■ What the task asks
The listing below should be copied in full, word for word.

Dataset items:
────────────────────

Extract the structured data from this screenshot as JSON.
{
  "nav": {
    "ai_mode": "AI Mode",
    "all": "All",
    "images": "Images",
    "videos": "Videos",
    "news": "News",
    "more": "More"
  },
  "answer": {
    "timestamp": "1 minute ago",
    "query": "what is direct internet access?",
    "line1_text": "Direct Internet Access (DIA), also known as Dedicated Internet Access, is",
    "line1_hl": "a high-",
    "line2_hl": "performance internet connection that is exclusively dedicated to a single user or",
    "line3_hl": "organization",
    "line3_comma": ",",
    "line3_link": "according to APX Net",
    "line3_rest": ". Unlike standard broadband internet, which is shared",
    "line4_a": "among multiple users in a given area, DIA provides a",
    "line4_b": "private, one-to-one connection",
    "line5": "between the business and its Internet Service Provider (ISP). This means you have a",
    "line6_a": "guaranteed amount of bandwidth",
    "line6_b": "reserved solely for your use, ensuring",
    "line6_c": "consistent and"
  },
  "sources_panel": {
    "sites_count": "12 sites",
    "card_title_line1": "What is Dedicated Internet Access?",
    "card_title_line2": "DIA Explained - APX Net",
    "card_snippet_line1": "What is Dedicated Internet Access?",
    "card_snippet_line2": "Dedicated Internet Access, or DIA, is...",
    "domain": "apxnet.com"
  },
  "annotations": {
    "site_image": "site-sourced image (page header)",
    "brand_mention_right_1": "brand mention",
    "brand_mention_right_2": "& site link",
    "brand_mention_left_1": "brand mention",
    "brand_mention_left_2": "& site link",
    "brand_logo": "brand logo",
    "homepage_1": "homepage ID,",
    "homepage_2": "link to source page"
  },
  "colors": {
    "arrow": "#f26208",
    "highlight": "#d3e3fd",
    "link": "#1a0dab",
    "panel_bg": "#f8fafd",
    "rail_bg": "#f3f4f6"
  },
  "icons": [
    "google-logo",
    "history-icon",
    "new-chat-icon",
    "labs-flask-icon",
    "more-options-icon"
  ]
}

────────────────────

■ Reply to the task
Extract the structured data from this screenshot as JSON.
{
  "nav": {
    "ai_mode": "AI Mode",
    "all": "All",
    "images": "Images",
    "videos": "Videos",
    "news": "News",
    "more": "More"
  },
  "answer": {
    "timestamp": "1 minute ago",
    "query": "what is direct internet access?",
    "line1_text": "Direct Internet Access (DIA), also known as Dedicated Internet Access, is",
    "line1_hl": "a high-",
    "line2_hl": "performance internet connection that is exclusively dedicated to a single user or",
    "line3_hl": "organization",
    "line3_comma": ",",
    "line3_link": "according to APX Net",
    "line3_rest": ". Unlike standard broadband internet, which is shared",
    "line4_a": "among multiple users in a given area, DIA provides a",
    "line4_b": "private, one-to-one connection",
    "line5": "between the business and its Internet Service Provider (ISP). This means you have a",
    "line6_a": "guaranteed amount of bandwidth",
    "line6_b": "reserved solely for your use, ensuring",
    "line6_c": "consistent and"
  },
  "sources_panel": {
    "sites_count": "12 sites",
    "card_title_line1": "What is Dedicated Internet Access?",
    "card_title_line2": "DIA Explained - APX Net",
    "card_snippet_line1": "What is Dedicated Internet Access?",
    "card_snippet_line2": "Dedicated Internet Access, or DIA, is...",
    "domain": "apxnet.com"
  },
  "annotations": {
    "site_image": "site-sourced image (page header)",
    "brand_mention_right_1": "brand mention",
    "brand_mention_right_2": "& site link",
    "brand_mention_left_1": "brand mention",
    "brand_mention_left_2": "& site link",
    "brand_logo": "brand logo",
    "homepage_1": "homepage ID,",
    "homepage_2": "link to source page"
  },
  "colors": {
    "arrow": "#f26208",
    "highlight": "#d3e3fd",
    "link": "#1a0dab",
    "panel_bg": "#f8fafd",
    "rail_bg": "#f3f4f6"
  },
  "icons": [
    "google-logo",
    "history-icon",
    "new-chat-icon",
    "labs-flask-icon",
    "more-options-icon"
  ]
}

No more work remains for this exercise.